### GIVEN PROBLEM
Output the material word for word. Leave each picture out.

### PROVIDED ENTRIES
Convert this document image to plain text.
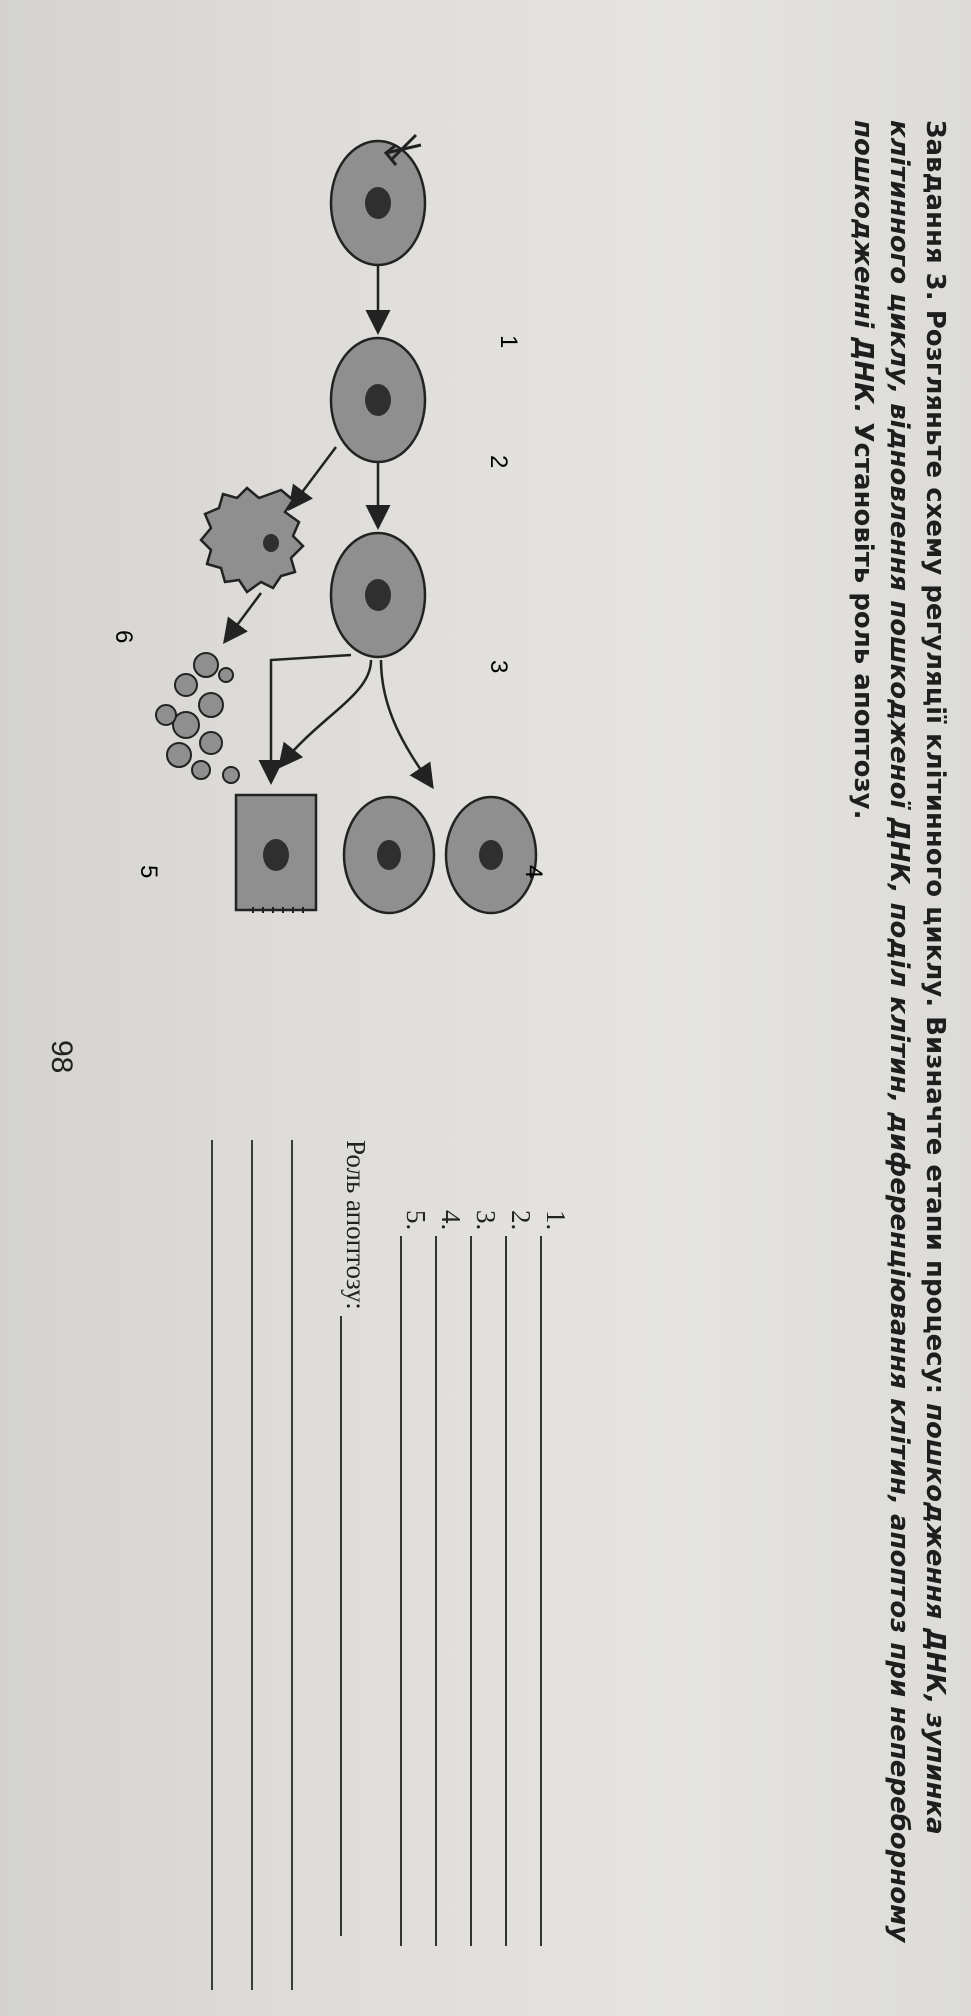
Завдання 3. Розгляньте схему регуляції клітинного циклу. Визначте етапи процесу: пошкодження ДНК, зупинка клітинного циклу, відновлення пошкодженої ДНК, поділ клітин, диференціювання клітин, апоптоз при непереборному пошкодженні ДНК. Установіть роль апоптозу.
1
2
3
4
5
6
1.
2.
3.
4.
5.
Роль апоптозу:
98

### EXPECTED ANSWER
Convert this document image to plain text.
Завдання 3. Розгляньте схему регуляції клітинного циклу. Визначте етапи процесу: пошкодження ДНК, зупинка клітинного циклу, відновлення пошкодженої ДНК, поділ клітин, диференціювання клітин, апоптоз при непереборному пошкодженні ДНК. Установіть роль апоптозу.
1
2
3
4
5
6
1.
2.
3.
4.
5.
Роль апоптозу:
98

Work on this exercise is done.